━━ THE RECORDS
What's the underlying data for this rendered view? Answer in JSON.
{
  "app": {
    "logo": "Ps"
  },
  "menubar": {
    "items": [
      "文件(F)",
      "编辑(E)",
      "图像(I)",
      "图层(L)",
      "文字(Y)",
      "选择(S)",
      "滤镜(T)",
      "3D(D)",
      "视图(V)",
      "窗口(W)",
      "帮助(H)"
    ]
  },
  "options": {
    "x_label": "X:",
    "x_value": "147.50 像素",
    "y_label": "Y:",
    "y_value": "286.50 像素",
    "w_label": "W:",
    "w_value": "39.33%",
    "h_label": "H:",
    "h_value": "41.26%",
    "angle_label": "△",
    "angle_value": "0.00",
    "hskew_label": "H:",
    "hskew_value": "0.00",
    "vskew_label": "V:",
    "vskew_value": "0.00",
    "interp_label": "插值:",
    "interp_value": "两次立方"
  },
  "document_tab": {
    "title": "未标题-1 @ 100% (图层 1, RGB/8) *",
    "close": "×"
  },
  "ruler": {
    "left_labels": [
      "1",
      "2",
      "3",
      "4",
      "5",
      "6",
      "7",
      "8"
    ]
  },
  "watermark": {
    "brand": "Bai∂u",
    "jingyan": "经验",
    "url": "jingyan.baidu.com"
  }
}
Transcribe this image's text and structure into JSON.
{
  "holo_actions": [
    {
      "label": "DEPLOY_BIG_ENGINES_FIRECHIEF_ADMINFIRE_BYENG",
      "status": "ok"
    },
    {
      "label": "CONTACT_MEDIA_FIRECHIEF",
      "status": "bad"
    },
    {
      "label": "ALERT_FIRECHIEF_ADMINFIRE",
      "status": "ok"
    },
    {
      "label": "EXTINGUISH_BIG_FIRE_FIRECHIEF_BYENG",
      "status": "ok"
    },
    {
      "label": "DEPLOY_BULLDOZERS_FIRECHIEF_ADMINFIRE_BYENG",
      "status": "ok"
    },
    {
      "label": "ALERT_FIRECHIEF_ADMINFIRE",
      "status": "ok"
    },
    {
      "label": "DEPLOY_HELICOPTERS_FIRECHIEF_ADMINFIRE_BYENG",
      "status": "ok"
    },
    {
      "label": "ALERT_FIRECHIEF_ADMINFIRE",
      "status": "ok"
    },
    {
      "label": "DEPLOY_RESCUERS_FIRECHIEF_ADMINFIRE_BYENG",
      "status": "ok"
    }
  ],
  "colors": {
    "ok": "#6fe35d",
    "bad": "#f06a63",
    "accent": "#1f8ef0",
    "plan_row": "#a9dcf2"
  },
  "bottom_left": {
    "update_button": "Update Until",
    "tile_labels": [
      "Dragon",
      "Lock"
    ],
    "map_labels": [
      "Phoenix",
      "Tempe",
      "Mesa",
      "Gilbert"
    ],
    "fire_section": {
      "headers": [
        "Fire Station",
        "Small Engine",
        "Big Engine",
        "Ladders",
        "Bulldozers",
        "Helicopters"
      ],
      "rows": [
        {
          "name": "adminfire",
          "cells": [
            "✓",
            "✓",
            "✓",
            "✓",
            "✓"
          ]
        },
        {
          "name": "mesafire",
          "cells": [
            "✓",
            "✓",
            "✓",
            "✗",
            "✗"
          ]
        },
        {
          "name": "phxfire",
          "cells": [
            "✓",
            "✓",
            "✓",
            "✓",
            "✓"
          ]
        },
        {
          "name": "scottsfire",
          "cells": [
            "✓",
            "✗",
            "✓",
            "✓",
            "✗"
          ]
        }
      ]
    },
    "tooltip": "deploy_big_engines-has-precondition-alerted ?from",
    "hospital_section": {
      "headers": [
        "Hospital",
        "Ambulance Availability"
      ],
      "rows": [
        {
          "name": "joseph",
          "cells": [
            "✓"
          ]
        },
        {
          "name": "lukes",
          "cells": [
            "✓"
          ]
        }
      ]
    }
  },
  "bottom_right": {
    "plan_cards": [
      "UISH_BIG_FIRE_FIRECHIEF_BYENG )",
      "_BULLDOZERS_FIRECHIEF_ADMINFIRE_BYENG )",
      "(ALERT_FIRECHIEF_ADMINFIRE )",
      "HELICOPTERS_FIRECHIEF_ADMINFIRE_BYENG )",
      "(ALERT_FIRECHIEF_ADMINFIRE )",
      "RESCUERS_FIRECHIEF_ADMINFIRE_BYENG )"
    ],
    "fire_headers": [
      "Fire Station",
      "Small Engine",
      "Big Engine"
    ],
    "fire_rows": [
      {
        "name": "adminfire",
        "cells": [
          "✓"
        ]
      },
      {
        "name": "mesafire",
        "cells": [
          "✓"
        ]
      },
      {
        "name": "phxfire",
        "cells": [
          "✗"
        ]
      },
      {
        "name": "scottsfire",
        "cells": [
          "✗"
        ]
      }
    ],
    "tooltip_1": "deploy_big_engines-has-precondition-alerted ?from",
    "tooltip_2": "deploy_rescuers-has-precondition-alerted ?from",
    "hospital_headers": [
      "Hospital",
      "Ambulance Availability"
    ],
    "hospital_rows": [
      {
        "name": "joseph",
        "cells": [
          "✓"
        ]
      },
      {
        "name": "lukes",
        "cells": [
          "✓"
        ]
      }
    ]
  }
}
━━━━
• [INSTRUCTIONS FOR THE TASK]: Restate the whole listing exactly, leaving out nothing.

• [SOLUTION FOR THIS PROBLEM]:
What's the underlying data for this rendered view? Answer in JSON.
{
  "app": {
    "logo": "Ps"
  },
  "menubar": {
    "items": [
      "文件(F)",
      "编辑(E)",
      "图像(I)",
      "图层(L)",
      "文字(Y)",
      "选择(S)",
      "滤镜(T)",
      "3D(D)",
      "视图(V)",
      "窗口(W)",
      "帮助(H)"
    ]
  },
  "options": {
    "x_label": "X:",
    "x_value": "147.50 像素",
    "y_label": "Y:",
    "y_value": "286.50 像素",
    "w_label": "W:",
    "w_value": "39.33%",
    "h_label": "H:",
    "h_value": "41.26%",
    "angle_label": "△",
    "angle_value": "0.00",
    "hskew_label": "H:",
    "hskew_value": "0.00",
    "vskew_label": "V:",
    "vskew_value": "0.00",
    "interp_label": "插值:",
    "interp_value": "两次立方"
  },
  "document_tab": {
    "title": "未标题-1 @ 100% (图层 1, RGB/8) *",
    "close": "×"
  },
  "ruler": {
    "left_labels": [
      "1",
      "2",
      "3",
      "4",
      "5",
      "6",
      "7",
      "8"
    ]
  },
  "watermark": {
    "brand": "Bai∂u",
    "jingyan": "经验",
    "url": "jingyan.baidu.com"
  }
}
Transcribe this image's text and structure into JSON.
{
  "holo_actions": [
    {
      "label": "DEPLOY_BIG_ENGINES_FIRECHIEF_ADMINFIRE_BYENG",
      "status": "ok"
    },
    {
      "label": "CONTACT_MEDIA_FIRECHIEF",
      "status": "bad"
    },
    {
      "label": "ALERT_FIRECHIEF_ADMINFIRE",
      "status": "ok"
    },
    {
      "label": "EXTINGUISH_BIG_FIRE_FIRECHIEF_BYENG",
      "status": "ok"
    },
    {
      "label": "DEPLOY_BULLDOZERS_FIRECHIEF_ADMINFIRE_BYENG",
      "status": "ok"
    },
    {
      "label": "ALERT_FIRECHIEF_ADMINFIRE",
      "status": "ok"
    },
    {
      "label": "DEPLOY_HELICOPTERS_FIRECHIEF_ADMINFIRE_BYENG",
      "status": "ok"
    },
    {
      "label": "ALERT_FIRECHIEF_ADMINFIRE",
      "status": "ok"
    },
    {
      "label": "DEPLOY_RESCUERS_FIRECHIEF_ADMINFIRE_BYENG",
      "status": "ok"
    }
  ],
  "colors": {
    "ok": "#6fe35d",
    "bad": "#f06a63",
    "accent": "#1f8ef0",
    "plan_row": "#a9dcf2"
  },
  "bottom_left": {
    "update_button": "Update Until",
    "tile_labels": [
      "Dragon",
      "Lock"
    ],
    "map_labels": [
      "Phoenix",
      "Tempe",
      "Mesa",
      "Gilbert"
    ],
    "fire_section": {
      "headers": [
        "Fire Station",
        "Small Engine",
        "Big Engine",
        "Ladders",
        "Bulldozers",
        "Helicopters"
      ],
      "rows": [
        {
          "name": "adminfire",
          "cells": [
            "✓",
            "✓",
            "✓",
            "✓",
            "✓"
          ]
        },
        {
          "name": "mesafire",
          "cells": [
            "✓",
            "✓",
            "✓",
            "✗",
            "✗"
          ]
        },
        {
          "name": "phxfire",
          "cells": [
            "✓",
            "✓",
            "✓",
            "✓",
            "✓"
          ]
        },
        {
          "name": "scottsfire",
          "cells": [
            "✓",
            "✗",
            "✓",
            "✓",
            "✗"
          ]
        }
      ]
    },
    "tooltip": "deploy_big_engines-has-precondition-alerted ?from",
    "hospital_section": {
      "headers": [
        "Hospital",
        "Ambulance Availability"
      ],
      "rows": [
        {
          "name": "joseph",
          "cells": [
            "✓"
          ]
        },
        {
          "name": "lukes",
          "cells": [
            "✓"
          ]
        }
      ]
    }
  },
  "bottom_right": {
    "plan_cards": [
      "UISH_BIG_FIRE_FIRECHIEF_BYENG )",
      "_BULLDOZERS_FIRECHIEF_ADMINFIRE_BYENG )",
      "(ALERT_FIRECHIEF_ADMINFIRE )",
      "HELICOPTERS_FIRECHIEF_ADMINFIRE_BYENG )",
      "(ALERT_FIRECHIEF_ADMINFIRE )",
      "RESCUERS_FIRECHIEF_ADMINFIRE_BYENG )"
    ],
    "fire_headers": [
      "Fire Station",
      "Small Engine",
      "Big Engine"
    ],
    "fire_rows": [
      {
        "name": "adminfire",
        "cells": [
          "✓"
        ]
      },
      {
        "name": "mesafire",
        "cells": [
          "✓"
        ]
      },
      {
        "name": "phxfire",
        "cells": [
          "✗"
        ]
      },
      {
        "name": "scottsfire",
        "cells": [
          "✗"
        ]
      }
    ],
    "tooltip_1": "deploy_big_engines-has-precondition-alerted ?from",
    "tooltip_2": "deploy_rescuers-has-precondition-alerted ?from",
    "hospital_headers": [
      "Hospital",
      "Ambulance Availability"
    ],
    "hospital_rows": [
      {
        "name": "joseph",
        "cells": [
          "✓"
        ]
      },
      {
        "name": "lukes",
        "cells": [
          "✓"
        ]
      }
    ]
  }
}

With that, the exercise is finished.